Begin

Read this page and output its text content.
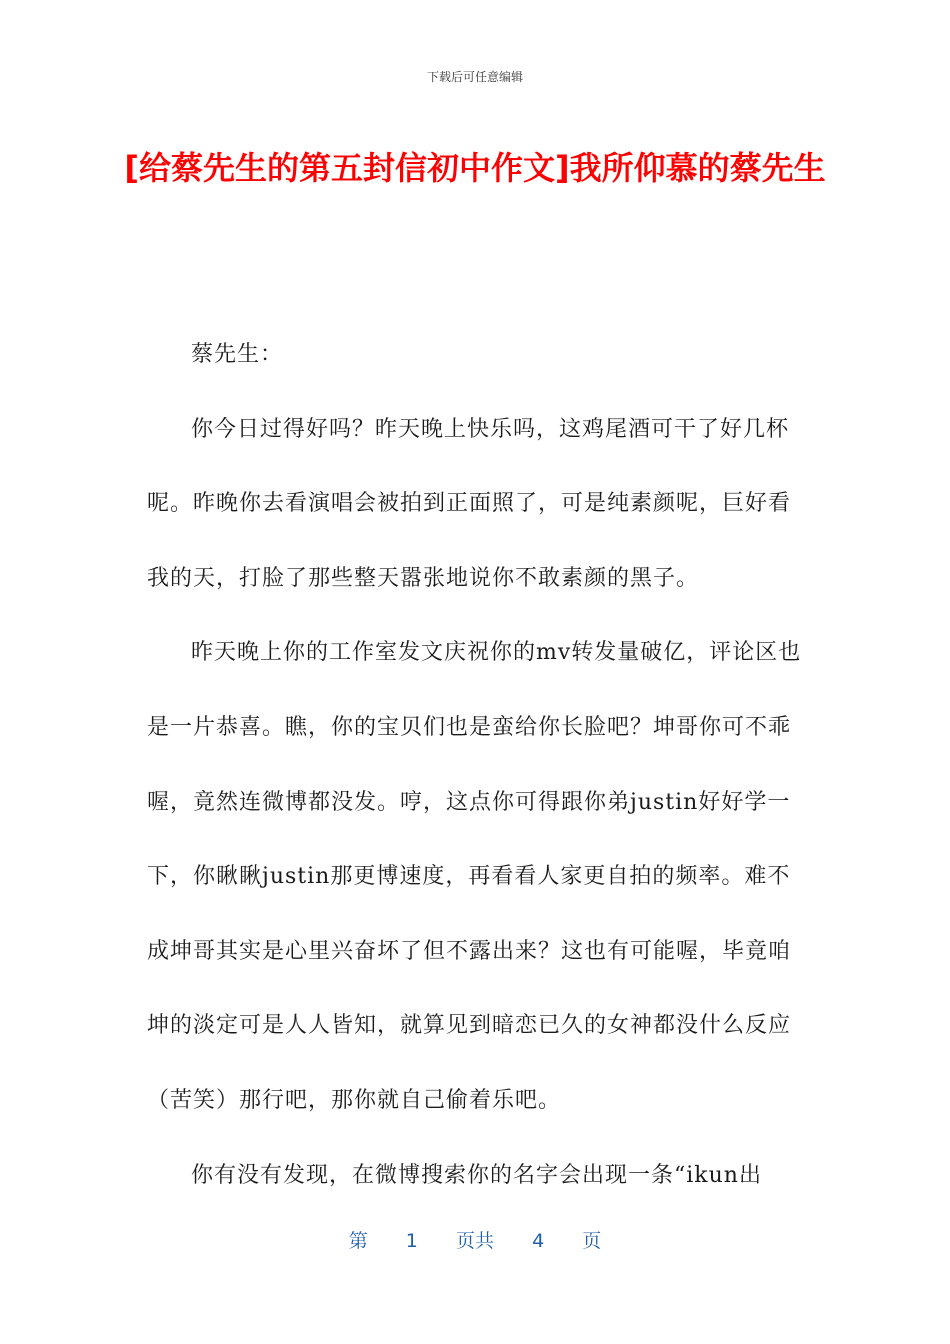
下载后可任意编辑
[给蔡先生的第五封信初中作文]我所仰慕的蔡先生

蔡先生：

你今日过得好吗？昨天晚上快乐吗，这鸡尾酒可干了好几杯呢。昨晚你去看演唱会被拍到正面照了，可是纯素颜呢，巨好看我的天，打脸了那些整天嚣张地说你不敢素颜的黑子。

昨天晚上你的工作室发文庆祝你的mv转发量破亿，评论区也是一片恭喜。瞧，你的宝贝们也是蛮给你长脸吧？坤哥你可不乖喔，竟然连微博都没发。哼，这点你可得跟你弟justin好好学一下，你瞅瞅justin那更博速度，再看看人家更自拍的频率。难不成坤哥其实是心里兴奋坏了但不露出来？这也有可能喔，毕竟咱坤的淡定可是人人皆知，就算见到暗恋已久的女神都没什么反应（苦笑）那行吧，那你就自己偷着乐吧。

你有没有发现，在微博搜索你的名字会出现一条“ikun出

第 1 页共 4 页
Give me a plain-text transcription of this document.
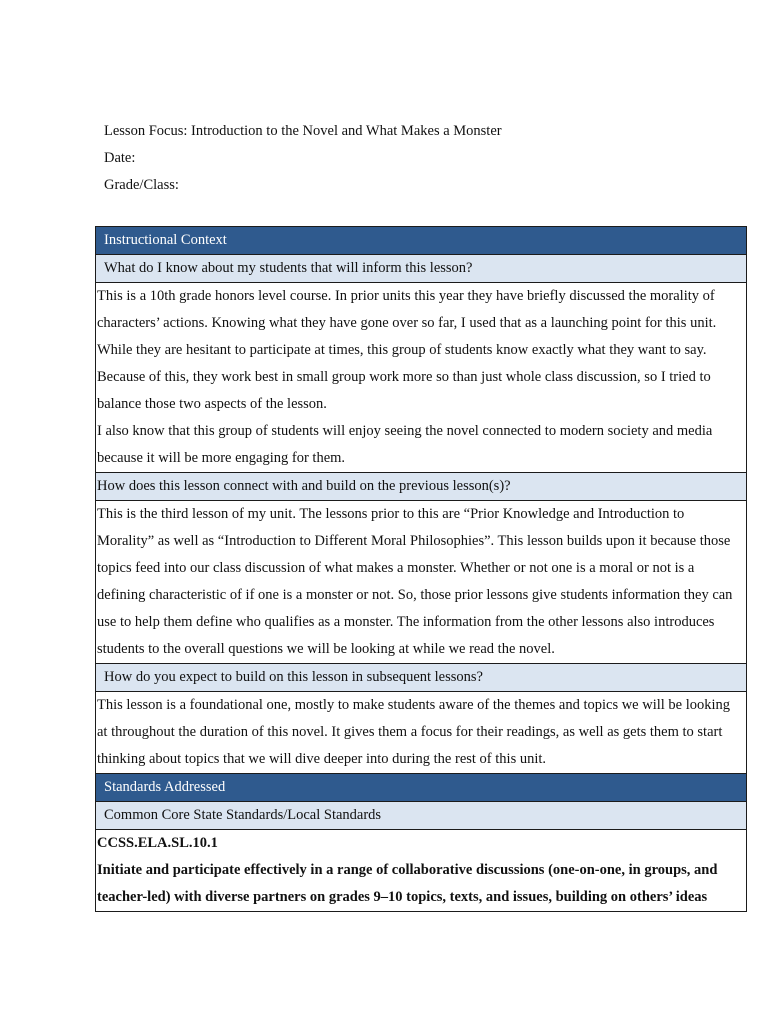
Lesson Focus: Introduction to the Novel and What Makes a Monster
Date:
Grade/Class:
Instructional Context
What do I know about my students that will inform this lesson?

This is a 10th grade honors level course. In prior units this year they have briefly discussed the morality of characters’ actions. Knowing what they have gone over so far, I used that as a launching point for this unit. While they are hesitant to participate at times, this group of students know exactly what they want to say. Because of this, they work best in small group work more so than just whole class discussion, so I tried to balance those two aspects of the lesson.

I also know that this group of students will enjoy seeing the novel connected to modern society and media because it will be more engaging for them.

How does this lesson connect with and build on the previous lesson(s)?

This is the third lesson of my unit. The lessons prior to this are “Prior Knowledge and Introduction to Morality” as well as “Introduction to Different Moral Philosophies”. This lesson builds upon it because those topics feed into our class discussion of what makes a monster. Whether or not one is a moral or not is a defining characteristic of if one is a monster or not. So, those prior lessons give students information they can use to help them define who qualifies as a monster. The information from the other lessons also introduces students to the overall questions we will be looking at while we read the novel.

How do you expect to build on this lesson in subsequent lessons?

This lesson is a foundational one, mostly to make students aware of the themes and topics we will be looking at throughout the duration of this novel. It gives them a focus for their readings, as well as gets them to start thinking about topics that we will dive deeper into during the rest of this unit.

Standards Addressed
Common Core State Standards/Local Standards

CCSS.ELA.SL.10.1

Initiate and participate effectively in a range of collaborative discussions (one-on-one, in groups, and teacher-led) with diverse partners on grades 9–10 topics, texts, and issues, building on others’ ideas
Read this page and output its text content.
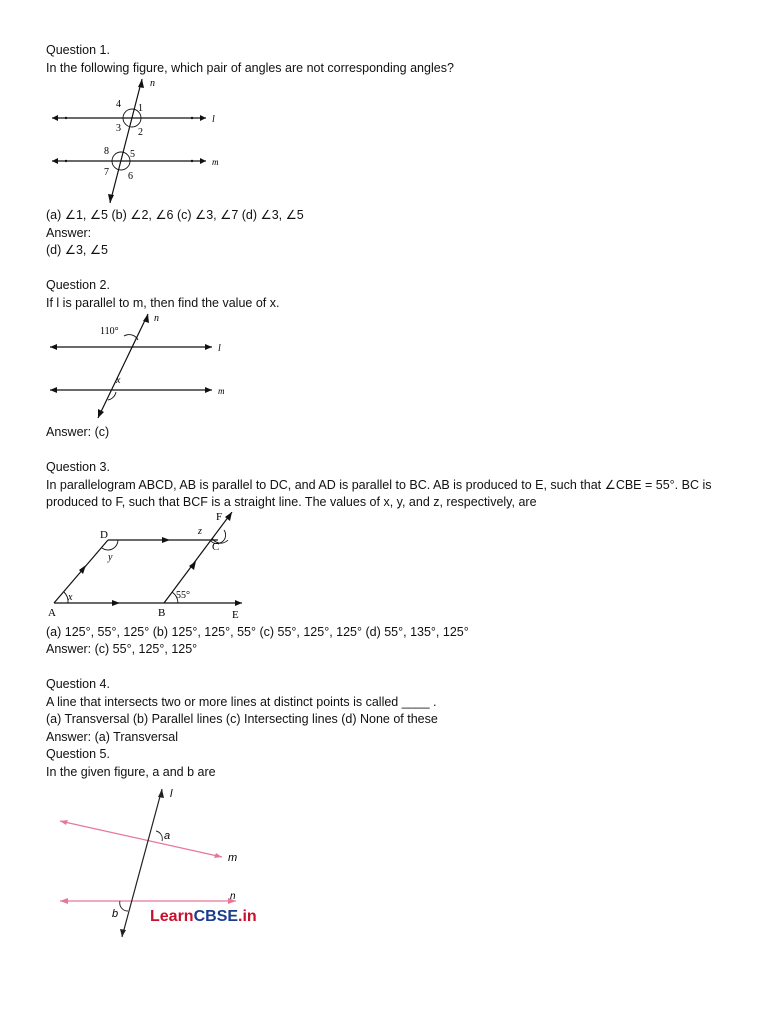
Question 1.
In the following figure, which pair of angles are not corresponding angles?
n
l
m
4 1
3 2
8 5
7 6
(a) ∠1, ∠5 (b) ∠2, ∠6 (c) ∠3, ∠7 (d) ∠3, ∠5
Answer:
(d) ∠3, ∠5
Question 2.
If l is parallel to m, then find the value of x.
n
l
m
110°
x
Answer: (c)
Question 3.
In parallelogram ABCD, AB is parallel to DC, and AD is parallel to BC. AB is produced to E, such that ∠CBE = 55°. BC is
produced to F, such that BCF is a straight line. The values of x, y, and z, respectively, are
A	B
C
D
E
F
x
y
z
55°
(a) 125°, 55°, 125° (b) 125°, 125°, 55° (c) 55°, 125°, 125° (d) 55°, 135°, 125°
Answer: (c) 55°, 125°, 125°
Question 4.
A line that intersects two or more lines at distinct points is called ____ .
(a) Transversal (b) Parallel lines (c) Intersecting lines (d) None of these
Answer: (a) Transversal
Question 5.
In the given figure, a and b are
l
m
n
a
b LearnCBSE.in
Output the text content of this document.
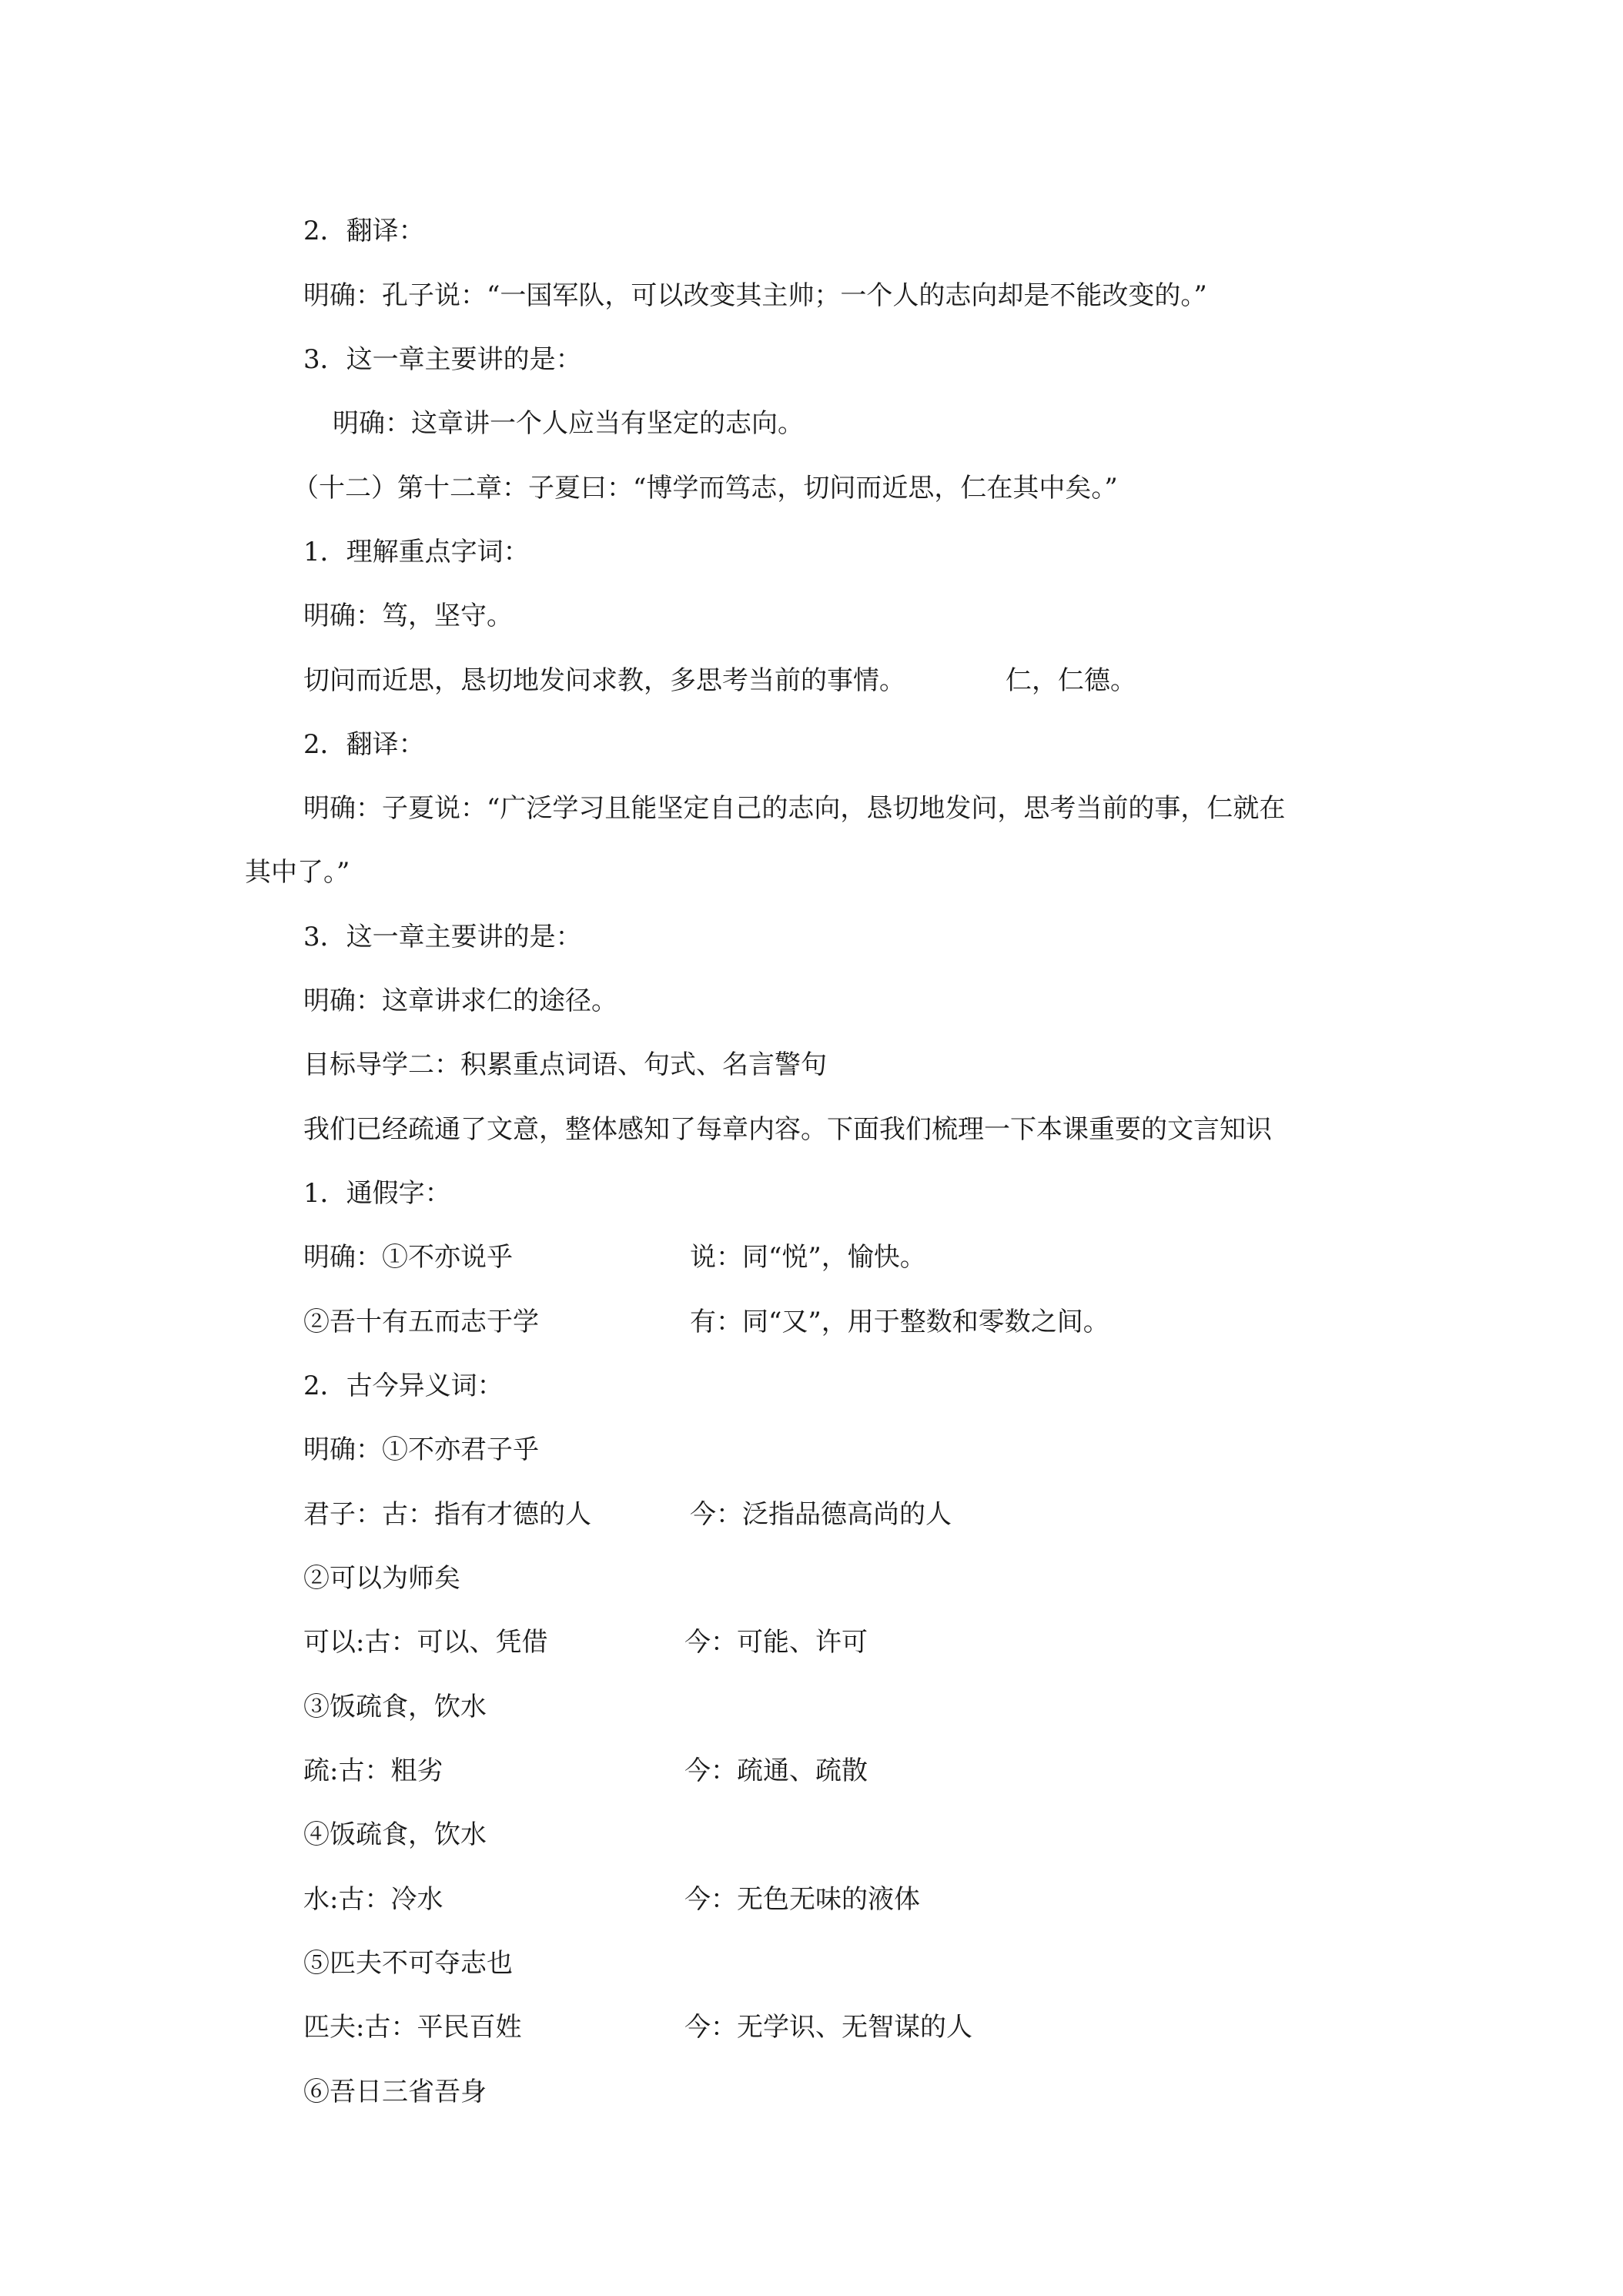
2．翻译：
明确：孔子说：“一国军队，可以改变其主帅；一个人的志向却是不能改变的。”
3．这一章主要讲的是：
明确：这章讲一个人应当有坚定的志向。
（十二）第十二章：子夏曰：“博学而笃志，切问而近思，仁在其中矣。”
1．理解重点字词：
明确：笃，坚守。
切问而近思，恳切地发问求教，多思考当前的事情。	仁，仁德。
2．翻译：
明确：子夏说：“广泛学习且能坚定自己的志向，恳切地发问，思考当前的事，仁就在
其中了。”
3．这一章主要讲的是：
明确：这章讲求仁的途径。
目标导学二：积累重点词语、句式、名言警句
我们已经疏通了文意，整体感知了每章内容。下面我们梳理一下本课重要的文言知识
1．通假字：
明确：①不亦说乎	说：同“悦”，愉快。
②吾十有五而志于学	有：同“又”，用于整数和零数之间。
2．古今异义词：
明确：①不亦君子乎
君子：古：指有才德的人	今：泛指品德高尚的人
②可以为师矣
可以:古：可以、凭借	今：可能、许可
③饭疏食，饮水
疏:古：粗劣	今：疏通、疏散
④饭疏食，饮水
水:古：冷水	今：无色无味的液体
⑤匹夫不可夺志也
匹夫:古：平民百姓	今：无学识、无智谋的人
⑥吾日三省吾身
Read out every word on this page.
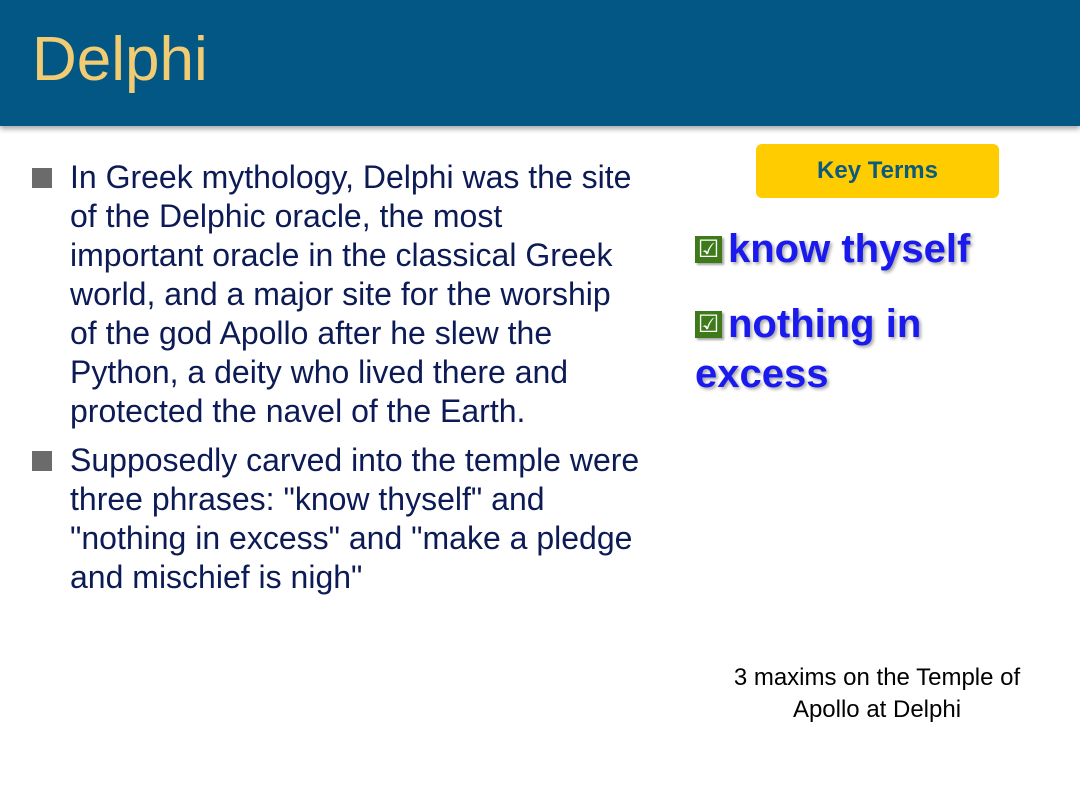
Delphi
In Greek mythology, Delphi was the site of the Delphic oracle, the most important oracle in the classical Greek world, and a major site for the worship of the god Apollo after he slew the Python, a deity who lived there and protected the navel of the Earth.
Supposedly carved into the temple were three phrases: "know thyself" and "nothing in excess" and "make a pledge and mischief is nigh"
Key Terms
☑ know thyself
☑ nothing in excess
3 maxims on the Temple of Apollo at Delphi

End

> _Written exercise_
Copy down every line of the entries containing the word "Answer".

> _Solution to this problem_
Answer:
Answer: (c)
Answer: (c) 55°, 125°, 125°
Answer: (a) Transversal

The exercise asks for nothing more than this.